(Dataset items)
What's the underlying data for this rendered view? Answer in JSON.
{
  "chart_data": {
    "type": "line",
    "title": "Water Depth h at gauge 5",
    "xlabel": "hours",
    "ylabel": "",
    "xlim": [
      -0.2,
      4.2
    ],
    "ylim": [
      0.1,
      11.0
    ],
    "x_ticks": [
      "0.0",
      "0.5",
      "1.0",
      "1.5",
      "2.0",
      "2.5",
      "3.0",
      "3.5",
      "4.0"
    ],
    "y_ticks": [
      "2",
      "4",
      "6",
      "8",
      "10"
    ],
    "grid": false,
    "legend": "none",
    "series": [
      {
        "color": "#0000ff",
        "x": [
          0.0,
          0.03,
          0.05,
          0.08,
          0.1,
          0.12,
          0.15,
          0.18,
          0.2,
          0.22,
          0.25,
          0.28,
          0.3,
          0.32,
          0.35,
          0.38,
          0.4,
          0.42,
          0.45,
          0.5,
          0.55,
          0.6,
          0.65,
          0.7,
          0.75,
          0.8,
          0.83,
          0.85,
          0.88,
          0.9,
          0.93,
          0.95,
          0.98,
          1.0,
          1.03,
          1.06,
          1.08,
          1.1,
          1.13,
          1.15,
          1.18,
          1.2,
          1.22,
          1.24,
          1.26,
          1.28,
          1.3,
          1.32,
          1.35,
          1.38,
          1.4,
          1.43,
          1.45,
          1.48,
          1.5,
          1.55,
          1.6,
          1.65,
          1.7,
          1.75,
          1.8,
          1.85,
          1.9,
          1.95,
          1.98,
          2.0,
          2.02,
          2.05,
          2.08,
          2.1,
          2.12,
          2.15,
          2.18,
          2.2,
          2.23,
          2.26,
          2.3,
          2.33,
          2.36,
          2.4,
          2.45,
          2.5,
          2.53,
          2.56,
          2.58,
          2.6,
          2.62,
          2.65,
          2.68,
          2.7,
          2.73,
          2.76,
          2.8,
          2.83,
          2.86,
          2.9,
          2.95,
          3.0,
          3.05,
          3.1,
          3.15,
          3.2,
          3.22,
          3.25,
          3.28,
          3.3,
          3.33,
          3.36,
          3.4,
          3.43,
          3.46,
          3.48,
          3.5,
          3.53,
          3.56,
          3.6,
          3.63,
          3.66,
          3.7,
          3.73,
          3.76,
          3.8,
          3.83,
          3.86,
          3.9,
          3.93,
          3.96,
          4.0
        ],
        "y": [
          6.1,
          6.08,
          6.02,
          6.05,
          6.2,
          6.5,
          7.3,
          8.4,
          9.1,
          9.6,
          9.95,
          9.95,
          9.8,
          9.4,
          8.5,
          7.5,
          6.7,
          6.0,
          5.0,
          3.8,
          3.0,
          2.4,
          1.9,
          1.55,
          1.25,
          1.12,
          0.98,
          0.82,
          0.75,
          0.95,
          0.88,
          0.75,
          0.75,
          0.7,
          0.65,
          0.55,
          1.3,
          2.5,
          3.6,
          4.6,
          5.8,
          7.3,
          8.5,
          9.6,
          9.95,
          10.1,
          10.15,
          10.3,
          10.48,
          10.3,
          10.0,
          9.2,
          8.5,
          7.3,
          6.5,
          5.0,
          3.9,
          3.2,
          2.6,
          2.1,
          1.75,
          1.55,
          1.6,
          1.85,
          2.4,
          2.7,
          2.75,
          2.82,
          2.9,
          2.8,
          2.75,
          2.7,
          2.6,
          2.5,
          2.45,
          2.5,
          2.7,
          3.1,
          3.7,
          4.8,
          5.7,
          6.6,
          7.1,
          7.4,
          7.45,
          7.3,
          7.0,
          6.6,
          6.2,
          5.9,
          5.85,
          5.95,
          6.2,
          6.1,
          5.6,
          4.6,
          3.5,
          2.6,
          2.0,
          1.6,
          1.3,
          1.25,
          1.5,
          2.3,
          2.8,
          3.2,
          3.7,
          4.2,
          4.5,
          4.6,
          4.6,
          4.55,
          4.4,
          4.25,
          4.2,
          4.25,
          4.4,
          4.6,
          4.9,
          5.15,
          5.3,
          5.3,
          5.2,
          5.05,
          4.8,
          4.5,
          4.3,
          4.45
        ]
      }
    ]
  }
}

What you will do → Copy each line of the data above without altering a single character.

Output below →
What's the underlying data for this rendered view? Answer in JSON.
{
  "chart_data": {
    "type": "line",
    "title": "Water Depth h at gauge 5",
    "xlabel": "hours",
    "ylabel": "",
    "xlim": [
      -0.2,
      4.2
    ],
    "ylim": [
      0.1,
      11.0
    ],
    "x_ticks": [
      "0.0",
      "0.5",
      "1.0",
      "1.5",
      "2.0",
      "2.5",
      "3.0",
      "3.5",
      "4.0"
    ],
    "y_ticks": [
      "2",
      "4",
      "6",
      "8",
      "10"
    ],
    "grid": false,
    "legend": "none",
    "series": [
      {
        "color": "#0000ff",
        "x": [
          0.0,
          0.03,
          0.05,
          0.08,
          0.1,
          0.12,
          0.15,
          0.18,
          0.2,
          0.22,
          0.25,
          0.28,
          0.3,
          0.32,
          0.35,
          0.38,
          0.4,
          0.42,
          0.45,
          0.5,
          0.55,
          0.6,
          0.65,
          0.7,
          0.75,
          0.8,
          0.83,
          0.85,
          0.88,
          0.9,
          0.93,
          0.95,
          0.98,
          1.0,
          1.03,
          1.06,
          1.08,
          1.1,
          1.13,
          1.15,
          1.18,
          1.2,
          1.22,
          1.24,
          1.26,
          1.28,
          1.3,
          1.32,
          1.35,
          1.38,
          1.4,
          1.43,
          1.45,
          1.48,
          1.5,
          1.55,
          1.6,
          1.65,
          1.7,
          1.75,
          1.8,
          1.85,
          1.9,
          1.95,
          1.98,
          2.0,
          2.02,
          2.05,
          2.08,
          2.1,
          2.12,
          2.15,
          2.18,
          2.2,
          2.23,
          2.26,
          2.3,
          2.33,
          2.36,
          2.4,
          2.45,
          2.5,
          2.53,
          2.56,
          2.58,
          2.6,
          2.62,
          2.65,
          2.68,
          2.7,
          2.73,
          2.76,
          2.8,
          2.83,
          2.86,
          2.9,
          2.95,
          3.0,
          3.05,
          3.1,
          3.15,
          3.2,
          3.22,
          3.25,
          3.28,
          3.3,
          3.33,
          3.36,
          3.4,
          3.43,
          3.46,
          3.48,
          3.5,
          3.53,
          3.56,
          3.6,
          3.63,
          3.66,
          3.7,
          3.73,
          3.76,
          3.8,
          3.83,
          3.86,
          3.9,
          3.93,
          3.96,
          4.0
        ],
        "y": [
          6.1,
          6.08,
          6.02,
          6.05,
          6.2,
          6.5,
          7.3,
          8.4,
          9.1,
          9.6,
          9.95,
          9.95,
          9.8,
          9.4,
          8.5,
          7.5,
          6.7,
          6.0,
          5.0,
          3.8,
          3.0,
          2.4,
          1.9,
          1.55,
          1.25,
          1.12,
          0.98,
          0.82,
          0.75,
          0.95,
          0.88,
          0.75,
          0.75,
          0.7,
          0.65,
          0.55,
          1.3,
          2.5,
          3.6,
          4.6,
          5.8,
          7.3,
          8.5,
          9.6,
          9.95,
          10.1,
          10.15,
          10.3,
          10.48,
          10.3,
          10.0,
          9.2,
          8.5,
          7.3,
          6.5,
          5.0,
          3.9,
          3.2,
          2.6,
          2.1,
          1.75,
          1.55,
          1.6,
          1.85,
          2.4,
          2.7,
          2.75,
          2.82,
          2.9,
          2.8,
          2.75,
          2.7,
          2.6,
          2.5,
          2.45,
          2.5,
          2.7,
          3.1,
          3.7,
          4.8,
          5.7,
          6.6,
          7.1,
          7.4,
          7.45,
          7.3,
          7.0,
          6.6,
          6.2,
          5.9,
          5.85,
          5.95,
          6.2,
          6.1,
          5.6,
          4.6,
          3.5,
          2.6,
          2.0,
          1.6,
          1.3,
          1.25,
          1.5,
          2.3,
          2.8,
          3.2,
          3.7,
          4.2,
          4.5,
          4.6,
          4.6,
          4.55,
          4.4,
          4.25,
          4.2,
          4.25,
          4.4,
          4.6,
          4.9,
          5.15,
          5.3,
          5.3,
          5.2,
          5.05,
          4.8,
          4.5,
          4.3,
          4.45
        ]
      }
    ]
  }
}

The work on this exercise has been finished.